Given task: Your task is to give the data again, exactly, with every line intact.

Input for this task:
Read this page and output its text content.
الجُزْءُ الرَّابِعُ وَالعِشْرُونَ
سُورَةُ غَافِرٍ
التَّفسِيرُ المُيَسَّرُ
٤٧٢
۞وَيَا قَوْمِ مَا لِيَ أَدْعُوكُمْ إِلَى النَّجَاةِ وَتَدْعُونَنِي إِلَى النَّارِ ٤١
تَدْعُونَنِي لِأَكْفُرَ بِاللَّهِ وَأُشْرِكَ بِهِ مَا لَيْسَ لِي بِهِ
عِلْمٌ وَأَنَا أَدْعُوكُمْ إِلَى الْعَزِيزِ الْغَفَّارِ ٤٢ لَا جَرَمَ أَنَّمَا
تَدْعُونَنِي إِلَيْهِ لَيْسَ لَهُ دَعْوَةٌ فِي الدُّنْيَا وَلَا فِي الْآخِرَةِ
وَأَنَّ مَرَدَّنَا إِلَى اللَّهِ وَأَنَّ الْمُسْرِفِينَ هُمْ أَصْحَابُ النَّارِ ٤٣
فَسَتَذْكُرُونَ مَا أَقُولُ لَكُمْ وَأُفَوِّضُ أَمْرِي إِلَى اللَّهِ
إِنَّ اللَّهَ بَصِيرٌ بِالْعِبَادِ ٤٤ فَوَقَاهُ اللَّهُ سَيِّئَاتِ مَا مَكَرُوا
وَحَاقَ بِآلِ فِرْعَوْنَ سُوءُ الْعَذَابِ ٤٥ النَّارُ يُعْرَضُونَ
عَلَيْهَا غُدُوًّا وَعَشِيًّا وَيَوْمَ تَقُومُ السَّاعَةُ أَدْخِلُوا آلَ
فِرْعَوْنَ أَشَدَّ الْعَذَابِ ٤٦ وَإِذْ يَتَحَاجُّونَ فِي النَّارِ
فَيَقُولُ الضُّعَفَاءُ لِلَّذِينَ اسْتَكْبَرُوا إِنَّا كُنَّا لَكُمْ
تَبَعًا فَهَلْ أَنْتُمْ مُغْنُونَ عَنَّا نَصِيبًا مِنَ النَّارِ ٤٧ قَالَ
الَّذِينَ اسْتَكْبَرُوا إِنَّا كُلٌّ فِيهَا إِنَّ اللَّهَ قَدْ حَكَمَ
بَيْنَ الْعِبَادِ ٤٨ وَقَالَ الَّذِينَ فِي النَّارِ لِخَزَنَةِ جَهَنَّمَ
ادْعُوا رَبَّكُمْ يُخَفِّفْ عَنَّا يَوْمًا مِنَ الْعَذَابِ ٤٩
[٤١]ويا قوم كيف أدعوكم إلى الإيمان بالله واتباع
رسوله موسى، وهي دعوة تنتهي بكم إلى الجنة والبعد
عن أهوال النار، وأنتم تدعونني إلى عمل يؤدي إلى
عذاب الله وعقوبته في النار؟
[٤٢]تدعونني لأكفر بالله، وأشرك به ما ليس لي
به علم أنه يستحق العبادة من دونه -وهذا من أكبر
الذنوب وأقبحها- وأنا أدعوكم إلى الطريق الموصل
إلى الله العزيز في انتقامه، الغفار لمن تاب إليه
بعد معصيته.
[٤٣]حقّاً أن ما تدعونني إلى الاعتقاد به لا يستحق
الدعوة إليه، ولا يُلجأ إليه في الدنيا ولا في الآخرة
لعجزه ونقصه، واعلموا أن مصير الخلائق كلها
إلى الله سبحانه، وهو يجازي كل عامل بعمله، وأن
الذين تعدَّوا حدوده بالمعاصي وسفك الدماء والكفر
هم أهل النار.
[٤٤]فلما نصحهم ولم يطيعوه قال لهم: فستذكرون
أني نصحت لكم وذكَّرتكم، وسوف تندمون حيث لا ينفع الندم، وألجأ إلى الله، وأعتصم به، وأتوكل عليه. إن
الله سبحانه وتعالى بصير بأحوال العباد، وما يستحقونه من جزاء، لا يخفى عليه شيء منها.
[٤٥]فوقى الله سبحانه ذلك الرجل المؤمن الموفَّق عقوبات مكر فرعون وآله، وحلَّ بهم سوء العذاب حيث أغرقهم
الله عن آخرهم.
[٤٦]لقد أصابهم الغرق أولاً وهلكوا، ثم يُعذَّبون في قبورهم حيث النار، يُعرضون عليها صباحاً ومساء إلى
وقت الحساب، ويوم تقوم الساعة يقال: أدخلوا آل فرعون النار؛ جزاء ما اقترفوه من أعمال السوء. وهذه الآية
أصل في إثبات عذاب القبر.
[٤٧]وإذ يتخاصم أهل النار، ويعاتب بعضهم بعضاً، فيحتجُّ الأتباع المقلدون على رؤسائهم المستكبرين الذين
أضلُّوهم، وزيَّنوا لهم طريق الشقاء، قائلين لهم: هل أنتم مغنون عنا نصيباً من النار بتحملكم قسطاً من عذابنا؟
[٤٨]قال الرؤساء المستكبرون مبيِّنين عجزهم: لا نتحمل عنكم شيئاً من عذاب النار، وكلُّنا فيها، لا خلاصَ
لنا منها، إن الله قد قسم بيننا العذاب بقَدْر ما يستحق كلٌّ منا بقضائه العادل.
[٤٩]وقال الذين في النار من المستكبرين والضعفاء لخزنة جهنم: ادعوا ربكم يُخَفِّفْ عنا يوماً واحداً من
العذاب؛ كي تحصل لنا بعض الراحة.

Result:
Read this page and output its text content.
الجُزْءُ الرَّابِعُ وَالعِشْرُونَ
سُورَةُ غَافِرٍ
التَّفسِيرُ المُيَسَّرُ
٤٧٢
۞وَيَا قَوْمِ مَا لِيَ أَدْعُوكُمْ إِلَى النَّجَاةِ وَتَدْعُونَنِي إِلَى النَّارِ ٤١
تَدْعُونَنِي لِأَكْفُرَ بِاللَّهِ وَأُشْرِكَ بِهِ مَا لَيْسَ لِي بِهِ
عِلْمٌ وَأَنَا أَدْعُوكُمْ إِلَى الْعَزِيزِ الْغَفَّارِ ٤٢ لَا جَرَمَ أَنَّمَا
تَدْعُونَنِي إِلَيْهِ لَيْسَ لَهُ دَعْوَةٌ فِي الدُّنْيَا وَلَا فِي الْآخِرَةِ
وَأَنَّ مَرَدَّنَا إِلَى اللَّهِ وَأَنَّ الْمُسْرِفِينَ هُمْ أَصْحَابُ النَّارِ ٤٣
فَسَتَذْكُرُونَ مَا أَقُولُ لَكُمْ وَأُفَوِّضُ أَمْرِي إِلَى اللَّهِ
إِنَّ اللَّهَ بَصِيرٌ بِالْعِبَادِ ٤٤ فَوَقَاهُ اللَّهُ سَيِّئَاتِ مَا مَكَرُوا
وَحَاقَ بِآلِ فِرْعَوْنَ سُوءُ الْعَذَابِ ٤٥ النَّارُ يُعْرَضُونَ
عَلَيْهَا غُدُوًّا وَعَشِيًّا وَيَوْمَ تَقُومُ السَّاعَةُ أَدْخِلُوا آلَ
فِرْعَوْنَ أَشَدَّ الْعَذَابِ ٤٦ وَإِذْ يَتَحَاجُّونَ فِي النَّارِ
فَيَقُولُ الضُّعَفَاءُ لِلَّذِينَ اسْتَكْبَرُوا إِنَّا كُنَّا لَكُمْ
تَبَعًا فَهَلْ أَنْتُمْ مُغْنُونَ عَنَّا نَصِيبًا مِنَ النَّارِ ٤٧ قَالَ
الَّذِينَ اسْتَكْبَرُوا إِنَّا كُلٌّ فِيهَا إِنَّ اللَّهَ قَدْ حَكَمَ
بَيْنَ الْعِبَادِ ٤٨ وَقَالَ الَّذِينَ فِي النَّارِ لِخَزَنَةِ جَهَنَّمَ
ادْعُوا رَبَّكُمْ يُخَفِّفْ عَنَّا يَوْمًا مِنَ الْعَذَابِ ٤٩
[٤١]ويا قوم كيف أدعوكم إلى الإيمان بالله واتباع
رسوله موسى، وهي دعوة تنتهي بكم إلى الجنة والبعد
عن أهوال النار، وأنتم تدعونني إلى عمل يؤدي إلى
عذاب الله وعقوبته في النار؟
[٤٢]تدعونني لأكفر بالله، وأشرك به ما ليس لي
به علم أنه يستحق العبادة من دونه -وهذا من أكبر
الذنوب وأقبحها- وأنا أدعوكم إلى الطريق الموصل
إلى الله العزيز في انتقامه، الغفار لمن تاب إليه
بعد معصيته.
[٤٣]حقّاً أن ما تدعونني إلى الاعتقاد به لا يستحق
الدعوة إليه، ولا يُلجأ إليه في الدنيا ولا في الآخرة
لعجزه ونقصه، واعلموا أن مصير الخلائق كلها
إلى الله سبحانه، وهو يجازي كل عامل بعمله، وأن
الذين تعدَّوا حدوده بالمعاصي وسفك الدماء والكفر
هم أهل النار.
[٤٤]فلما نصحهم ولم يطيعوه قال لهم: فستذكرون
أني نصحت لكم وذكَّرتكم، وسوف تندمون حيث لا ينفع الندم، وألجأ إلى الله، وأعتصم به، وأتوكل عليه. إن
الله سبحانه وتعالى بصير بأحوال العباد، وما يستحقونه من جزاء، لا يخفى عليه شيء منها.
[٤٥]فوقى الله سبحانه ذلك الرجل المؤمن الموفَّق عقوبات مكر فرعون وآله، وحلَّ بهم سوء العذاب حيث أغرقهم
الله عن آخرهم.
[٤٦]لقد أصابهم الغرق أولاً وهلكوا، ثم يُعذَّبون في قبورهم حيث النار، يُعرضون عليها صباحاً ومساء إلى
وقت الحساب، ويوم تقوم الساعة يقال: أدخلوا آل فرعون النار؛ جزاء ما اقترفوه من أعمال السوء. وهذه الآية
أصل في إثبات عذاب القبر.
[٤٧]وإذ يتخاصم أهل النار، ويعاتب بعضهم بعضاً، فيحتجُّ الأتباع المقلدون على رؤسائهم المستكبرين الذين
أضلُّوهم، وزيَّنوا لهم طريق الشقاء، قائلين لهم: هل أنتم مغنون عنا نصيباً من النار بتحملكم قسطاً من عذابنا؟
[٤٨]قال الرؤساء المستكبرون مبيِّنين عجزهم: لا نتحمل عنكم شيئاً من عذاب النار، وكلُّنا فيها، لا خلاصَ
لنا منها، إن الله قد قسم بيننا العذاب بقَدْر ما يستحق كلٌّ منا بقضائه العادل.
[٤٩]وقال الذين في النار من المستكبرين والضعفاء لخزنة جهنم: ادعوا ربكم يُخَفِّفْ عنا يوماً واحداً من
العذاب؛ كي تحصل لنا بعض الراحة.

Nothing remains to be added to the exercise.